_Short task_:
Transcribe all of the material exactly, except for its pictures.
★ ★ ★ ★
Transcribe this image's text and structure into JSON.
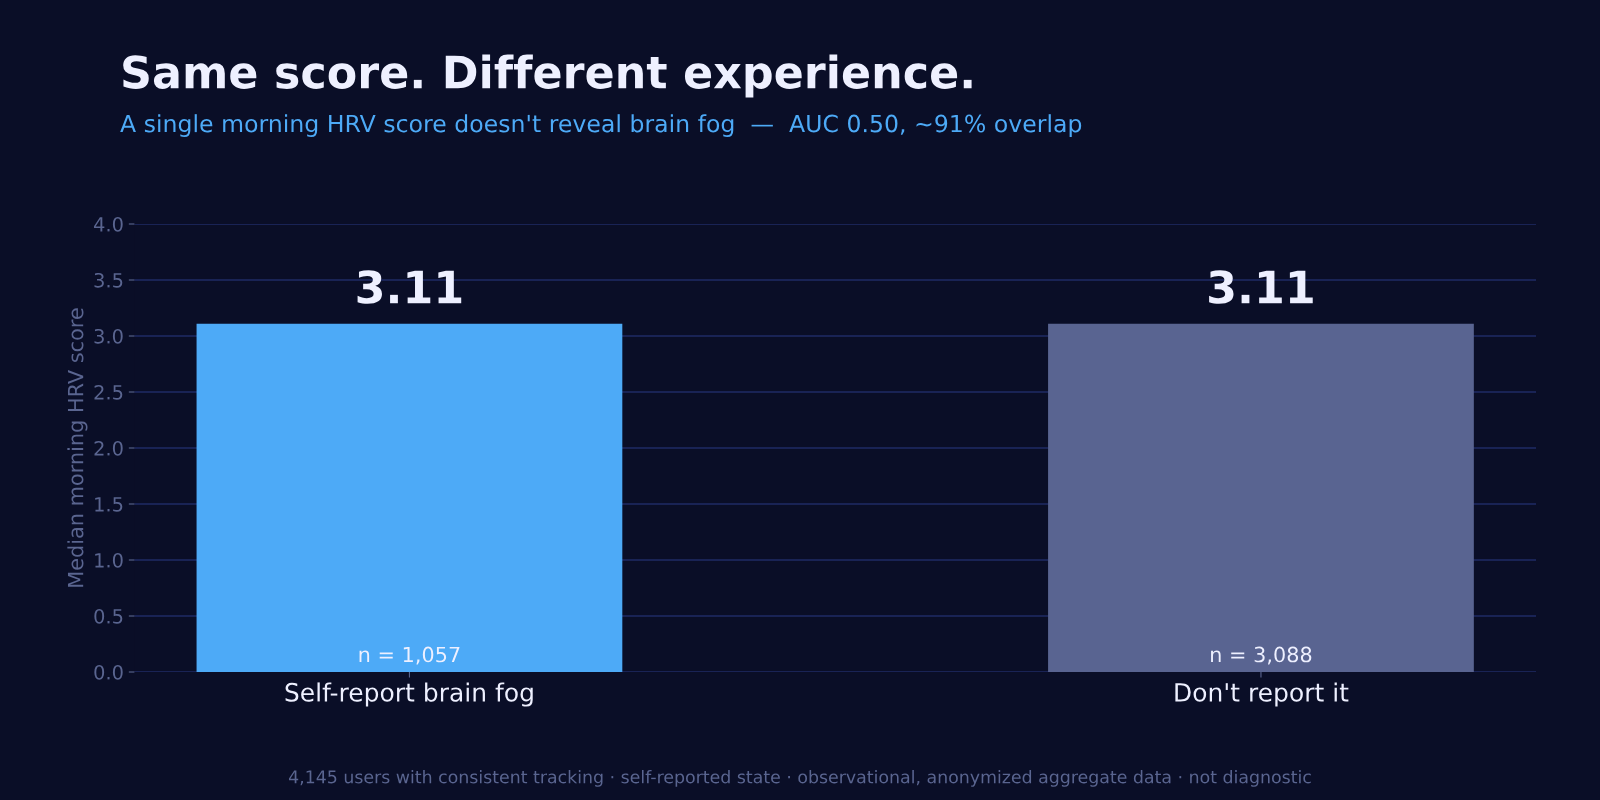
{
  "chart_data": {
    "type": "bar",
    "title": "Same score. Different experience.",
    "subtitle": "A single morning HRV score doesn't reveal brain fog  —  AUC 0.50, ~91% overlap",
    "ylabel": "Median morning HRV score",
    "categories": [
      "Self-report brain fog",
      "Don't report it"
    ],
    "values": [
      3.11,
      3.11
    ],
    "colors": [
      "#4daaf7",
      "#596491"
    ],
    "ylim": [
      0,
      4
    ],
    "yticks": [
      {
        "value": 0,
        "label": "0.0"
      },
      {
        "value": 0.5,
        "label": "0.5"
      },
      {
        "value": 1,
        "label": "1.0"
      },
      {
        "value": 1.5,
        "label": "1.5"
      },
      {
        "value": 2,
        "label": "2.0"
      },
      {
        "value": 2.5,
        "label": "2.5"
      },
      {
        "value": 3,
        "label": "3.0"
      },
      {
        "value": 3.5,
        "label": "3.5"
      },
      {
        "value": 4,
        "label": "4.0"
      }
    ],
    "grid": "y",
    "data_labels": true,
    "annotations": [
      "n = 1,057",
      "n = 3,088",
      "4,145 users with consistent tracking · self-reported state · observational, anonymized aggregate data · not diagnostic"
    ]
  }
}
★ ★ ★ ★
_Written response_:
Transcribe this image's text and structure into JSON.
{
  "chart_data": {
    "type": "bar",
    "title": "Same score. Different experience.",
    "subtitle": "A single morning HRV score doesn't reveal brain fog  —  AUC 0.50, ~91% overlap",
    "ylabel": "Median morning HRV score",
    "categories": [
      "Self-report brain fog",
      "Don't report it"
    ],
    "values": [
      3.11,
      3.11
    ],
    "colors": [
      "#4daaf7",
      "#596491"
    ],
    "ylim": [
      0,
      4
    ],
    "yticks": [
      {
        "value": 0,
        "label": "0.0"
      },
      {
        "value": 0.5,
        "label": "0.5"
      },
      {
        "value": 1,
        "label": "1.0"
      },
      {
        "value": 1.5,
        "label": "1.5"
      },
      {
        "value": 2,
        "label": "2.0"
      },
      {
        "value": 2.5,
        "label": "2.5"
      },
      {
        "value": 3,
        "label": "3.0"
      },
      {
        "value": 3.5,
        "label": "3.5"
      },
      {
        "value": 4,
        "label": "4.0"
      }
    ],
    "grid": "y",
    "data_labels": true,
    "annotations": [
      "n = 1,057",
      "n = 3,088",
      "4,145 users with consistent tracking · self-reported state · observational, anonymized aggregate data · not diagnostic"
    ]
  }
}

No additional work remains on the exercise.